++++ Data for this exercise

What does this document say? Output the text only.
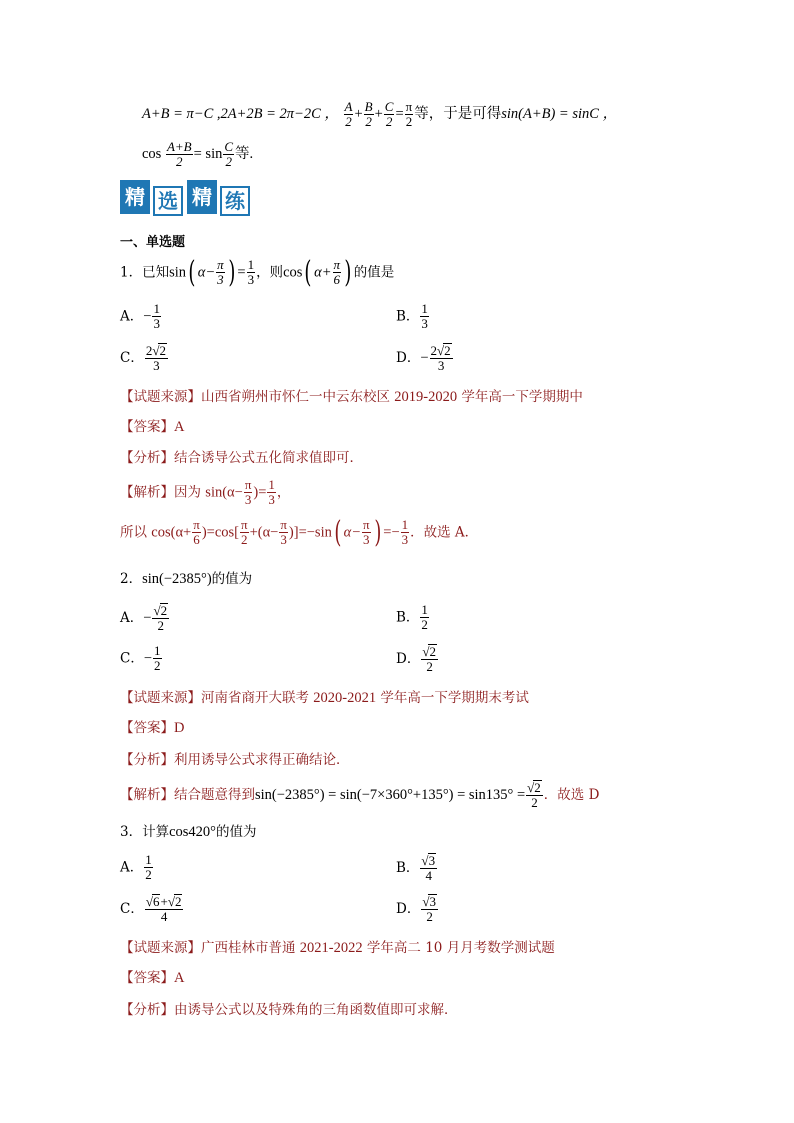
A+B = π−C ,2A+2B = 2π−2C ， $\frac{A}{2} + \frac{B}{2} + \frac{C}{2} = \frac{\pi}{2}$ 等，于是可得sin(A+B) = sinC ，
$\cos \frac{A+B}{2} = \sin \frac{C}{2}$ 等.
精 选 精 练
一、单选题
1．已知sin( $\alpha- \frac{\pi}{3}$ ) = $\frac{1}{3}$ ，则cos( $\alpha+ \frac{\pi}{6}$ ) 的值是
A．− $\frac{1}{3}$	B． $\frac{1}{3}$
C． $\frac{2√2}{3}$	D．− $\frac{2√2}{3}$
【试题来源】山西省朔州市怀仁一中云东校区 2019-2020 学年高一下学期期中
【答案】A
【分析】结合诱导公式五化简求值即可．
【解析】因为 $\sin(\alpha- \frac{\pi}{3}$ )= $\frac{1}{3}$ ，
所以 $\cos(\alpha+ \frac{\pi}{6} )=\cos[ \frac{\pi}{2} +(\alpha- \frac{\pi}{3} )]=-\sin$( $\alpha- \frac{\pi}{3}$ ) =− $\frac{1}{3}$ ．故选 A．
2．sin(−2385°)的值为
A．− $\frac{√2}{2}$	B． $\frac{1}{2}$
C．− $\frac{1}{2}$	D． $\frac{√2}{2}$
【试题来源】河南省商开大联考 2020-2021 学年高一下学期期末考试
【答案】D
【分析】利用诱导公式求得正确结论．
【解析】结合题意得到$\sin(-2385^\circ) = \sin(-7\times 360^\circ+135^\circ) = \sin 135^\circ = \frac{√2}{2}$ ．故选 D
3．计算cos420°的值为
A． $\frac{1}{2}$	B． $\frac{√3}{4}$
C． $\frac{√6+√2}{4}$	D． $\frac{√3}{2}$
【试题来源】广西桂林市普通 2021-2022 学年高二 10 月月考数学测试题
【答案】A
【分析】由诱导公式以及特殊角的三角函数值即可求解．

++++++++

**Stated exercise**
Go through the listing above and locate each line that holds the word "试题来源". Copy those lines.

**Completed task**
【试题来源】山西省朔州市怀仁一中云东校区 2019-2020 学年高一下学期期中
【试题来源】河南省商开大联考 2020-2021 学年高一下学期期末考试
【试题来源】广西桂林市普通 2021-2022 学年高二 10 月月考数学测试题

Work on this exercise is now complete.